-- Start TEXT EXCERPT --

Parser Implementation

The libmagic-rs parser is built using the nom parser combinator library, providing a robust and efficient way to parse magic file syntax into our AST representation.

Architecture Overview

The parser follows a modular design where individual components are implemented and tested separately, then composed into higher-level parsers:

Magic File Text → Individual Parsers → Combined Parsers → Complete AST
                      ↓
              Numbers, Offsets, Operators, Values → Rules → Rule Hierarchies

Implemented Components

Number Parsing (`parse_number`)

Handles both decimal and hexadecimal number formats with comprehensive overflow protection:

#![allow(unused)]
fn main() {
// Decimal numbers
parse_number("123")    // Ok(("", 123))
parse_number("-456")   // Ok(("", -456))

// Hexadecimal numbers
parse_number("0x1a")   // Ok(("", 26))

-- End TEXT EXCERPT --
-- Start RECORDS SUPPLIED --

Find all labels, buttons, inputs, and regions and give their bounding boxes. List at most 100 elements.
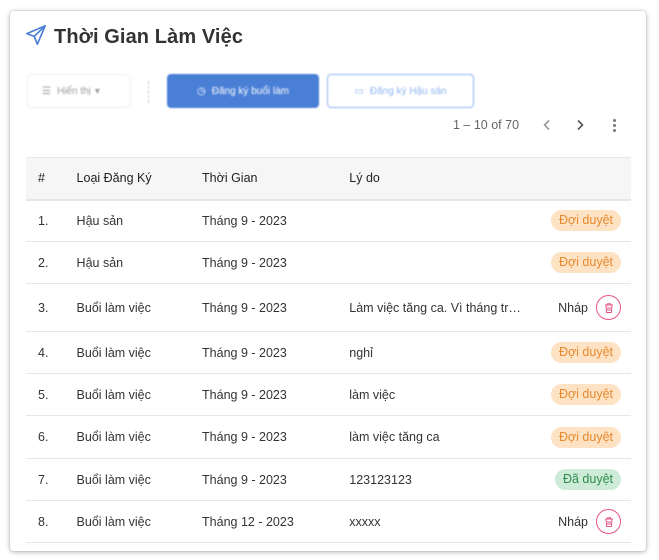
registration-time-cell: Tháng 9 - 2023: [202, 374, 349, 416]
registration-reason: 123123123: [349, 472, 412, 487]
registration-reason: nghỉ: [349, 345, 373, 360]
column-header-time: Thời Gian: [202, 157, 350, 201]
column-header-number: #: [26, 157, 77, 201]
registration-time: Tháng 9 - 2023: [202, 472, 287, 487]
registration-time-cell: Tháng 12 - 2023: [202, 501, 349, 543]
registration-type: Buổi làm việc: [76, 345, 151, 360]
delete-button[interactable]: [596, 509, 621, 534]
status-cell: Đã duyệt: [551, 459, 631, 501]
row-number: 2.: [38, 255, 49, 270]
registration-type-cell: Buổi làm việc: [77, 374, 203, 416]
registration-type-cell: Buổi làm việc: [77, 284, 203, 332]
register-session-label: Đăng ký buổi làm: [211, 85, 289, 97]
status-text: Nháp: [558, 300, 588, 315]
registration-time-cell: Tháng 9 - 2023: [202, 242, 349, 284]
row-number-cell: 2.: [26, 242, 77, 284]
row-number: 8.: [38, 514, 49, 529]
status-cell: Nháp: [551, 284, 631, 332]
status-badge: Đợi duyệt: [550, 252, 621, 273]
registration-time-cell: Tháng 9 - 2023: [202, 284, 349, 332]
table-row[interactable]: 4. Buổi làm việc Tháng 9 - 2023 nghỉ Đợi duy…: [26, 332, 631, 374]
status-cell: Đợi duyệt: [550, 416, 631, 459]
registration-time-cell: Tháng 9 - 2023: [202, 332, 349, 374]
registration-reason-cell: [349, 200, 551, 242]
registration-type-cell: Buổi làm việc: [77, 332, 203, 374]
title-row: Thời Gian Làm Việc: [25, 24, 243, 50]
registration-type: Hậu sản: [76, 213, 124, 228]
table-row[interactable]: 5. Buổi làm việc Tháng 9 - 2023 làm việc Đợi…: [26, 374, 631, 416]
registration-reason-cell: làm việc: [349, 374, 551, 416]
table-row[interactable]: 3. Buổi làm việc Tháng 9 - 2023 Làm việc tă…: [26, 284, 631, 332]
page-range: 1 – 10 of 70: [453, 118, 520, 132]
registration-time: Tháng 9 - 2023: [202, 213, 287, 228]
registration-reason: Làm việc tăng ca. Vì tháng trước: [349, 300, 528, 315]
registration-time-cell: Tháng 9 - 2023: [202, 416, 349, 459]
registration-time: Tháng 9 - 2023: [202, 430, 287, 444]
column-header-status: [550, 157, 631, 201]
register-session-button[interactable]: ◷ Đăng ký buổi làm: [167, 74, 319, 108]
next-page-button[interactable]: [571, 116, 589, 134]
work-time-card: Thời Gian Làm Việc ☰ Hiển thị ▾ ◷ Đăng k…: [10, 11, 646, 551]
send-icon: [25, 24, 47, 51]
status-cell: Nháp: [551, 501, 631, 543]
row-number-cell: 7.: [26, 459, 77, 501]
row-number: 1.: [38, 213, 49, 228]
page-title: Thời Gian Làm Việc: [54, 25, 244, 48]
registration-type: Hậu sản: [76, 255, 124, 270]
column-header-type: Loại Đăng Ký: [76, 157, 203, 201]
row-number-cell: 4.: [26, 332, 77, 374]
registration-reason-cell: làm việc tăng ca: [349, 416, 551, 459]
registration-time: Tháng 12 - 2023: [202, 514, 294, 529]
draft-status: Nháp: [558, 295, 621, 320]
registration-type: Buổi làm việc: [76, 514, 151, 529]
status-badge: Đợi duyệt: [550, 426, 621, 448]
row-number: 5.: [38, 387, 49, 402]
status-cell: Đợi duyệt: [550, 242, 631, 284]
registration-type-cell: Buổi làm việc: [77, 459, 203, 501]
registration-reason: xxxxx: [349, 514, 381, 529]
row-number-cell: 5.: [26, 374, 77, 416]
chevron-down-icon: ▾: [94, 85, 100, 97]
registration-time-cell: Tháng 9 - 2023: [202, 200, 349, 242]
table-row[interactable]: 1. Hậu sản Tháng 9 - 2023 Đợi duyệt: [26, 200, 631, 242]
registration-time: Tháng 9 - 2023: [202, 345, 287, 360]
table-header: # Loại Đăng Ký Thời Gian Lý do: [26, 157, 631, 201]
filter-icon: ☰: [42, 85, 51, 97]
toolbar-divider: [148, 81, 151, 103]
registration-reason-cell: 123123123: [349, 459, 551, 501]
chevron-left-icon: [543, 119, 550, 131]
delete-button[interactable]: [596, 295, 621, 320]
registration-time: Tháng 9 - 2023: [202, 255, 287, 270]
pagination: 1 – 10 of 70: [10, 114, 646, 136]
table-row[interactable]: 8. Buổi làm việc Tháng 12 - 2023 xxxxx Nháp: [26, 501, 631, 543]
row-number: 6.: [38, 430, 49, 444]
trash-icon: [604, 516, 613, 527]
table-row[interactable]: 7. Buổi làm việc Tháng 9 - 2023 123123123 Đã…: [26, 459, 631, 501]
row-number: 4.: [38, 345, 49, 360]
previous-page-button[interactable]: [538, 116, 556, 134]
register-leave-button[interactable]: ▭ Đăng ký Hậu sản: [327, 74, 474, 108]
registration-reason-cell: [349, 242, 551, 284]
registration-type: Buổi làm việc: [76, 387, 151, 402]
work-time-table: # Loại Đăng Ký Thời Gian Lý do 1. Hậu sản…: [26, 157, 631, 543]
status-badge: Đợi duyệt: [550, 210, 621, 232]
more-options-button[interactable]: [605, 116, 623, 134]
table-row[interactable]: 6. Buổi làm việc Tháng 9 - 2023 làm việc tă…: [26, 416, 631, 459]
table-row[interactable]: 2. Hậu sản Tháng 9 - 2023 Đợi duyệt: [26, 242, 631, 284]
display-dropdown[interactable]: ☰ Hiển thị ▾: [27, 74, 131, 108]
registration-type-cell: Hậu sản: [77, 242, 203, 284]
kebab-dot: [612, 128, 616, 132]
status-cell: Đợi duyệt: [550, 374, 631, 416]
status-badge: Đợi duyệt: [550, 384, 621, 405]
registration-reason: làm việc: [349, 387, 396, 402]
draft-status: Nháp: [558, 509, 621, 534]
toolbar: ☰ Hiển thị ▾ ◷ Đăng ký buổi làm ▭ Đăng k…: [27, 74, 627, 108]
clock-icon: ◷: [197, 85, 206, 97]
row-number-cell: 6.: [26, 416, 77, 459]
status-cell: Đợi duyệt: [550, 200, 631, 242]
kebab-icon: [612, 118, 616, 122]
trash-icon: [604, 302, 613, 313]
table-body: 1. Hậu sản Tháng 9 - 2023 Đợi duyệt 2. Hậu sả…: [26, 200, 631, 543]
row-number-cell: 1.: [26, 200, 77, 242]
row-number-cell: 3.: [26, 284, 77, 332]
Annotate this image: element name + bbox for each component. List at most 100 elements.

-- End RECORDS SUPPLIED --

TASKS TO CARRY OUT:
1/ Change "robust" to "reliable" in the parser implementation text, beginning at the words "The libmagic-rs parser" and stopping after "our AST representation.". Give that passage again with the replacement made.
2/ Return the lines of the records unchanged, beginning at the line that has "registration-time-cell: Tháng 9 - 2023: [202, 374, 349, 416]" and stopping after the line that has "status-badge: Đợi duyệt: [550, 252, 621, 273]", with both of those lines included.

WRITTEN ANSWERS:
1/
The libmagic-rs parser is built using the nom parser combinator library, providing a reliable and efficient way to parse magic file syntax into our AST representation.

2/
registration-time-cell: Tháng 9 - 2023: [202, 374, 349, 416]
registration-reason: 123123123: [349, 472, 412, 487]
registration-reason: nghỉ: [349, 345, 373, 360]
column-header-time: Thời Gian: [202, 157, 350, 201]
column-header-number: #: [26, 157, 77, 201]
registration-time: Tháng 9 - 2023: [202, 472, 287, 487]
registration-time-cell: Tháng 12 - 2023: [202, 501, 349, 543]
registration-type: Buổi làm việc: [76, 345, 151, 360]
delete-button[interactable]: [596, 509, 621, 534]
status-cell: Đã duyệt: [551, 459, 631, 501]
row-number: 2.: [38, 255, 49, 270]
registration-type-cell: Buổi làm việc: [77, 374, 203, 416]
registration-type-cell: Buổi làm việc: [77, 284, 203, 332]
register-session-label: Đăng ký buổi làm: [211, 85, 289, 97]
status-text: Nháp: [558, 300, 588, 315]
registration-time-cell: Tháng 9 - 2023: [202, 242, 349, 284]
row-number-cell: 2.: [26, 242, 77, 284]
row-number: 8.: [38, 514, 49, 529]
status-cell: Nháp: [551, 284, 631, 332]
status-badge: Đợi duyệt: [550, 252, 621, 273]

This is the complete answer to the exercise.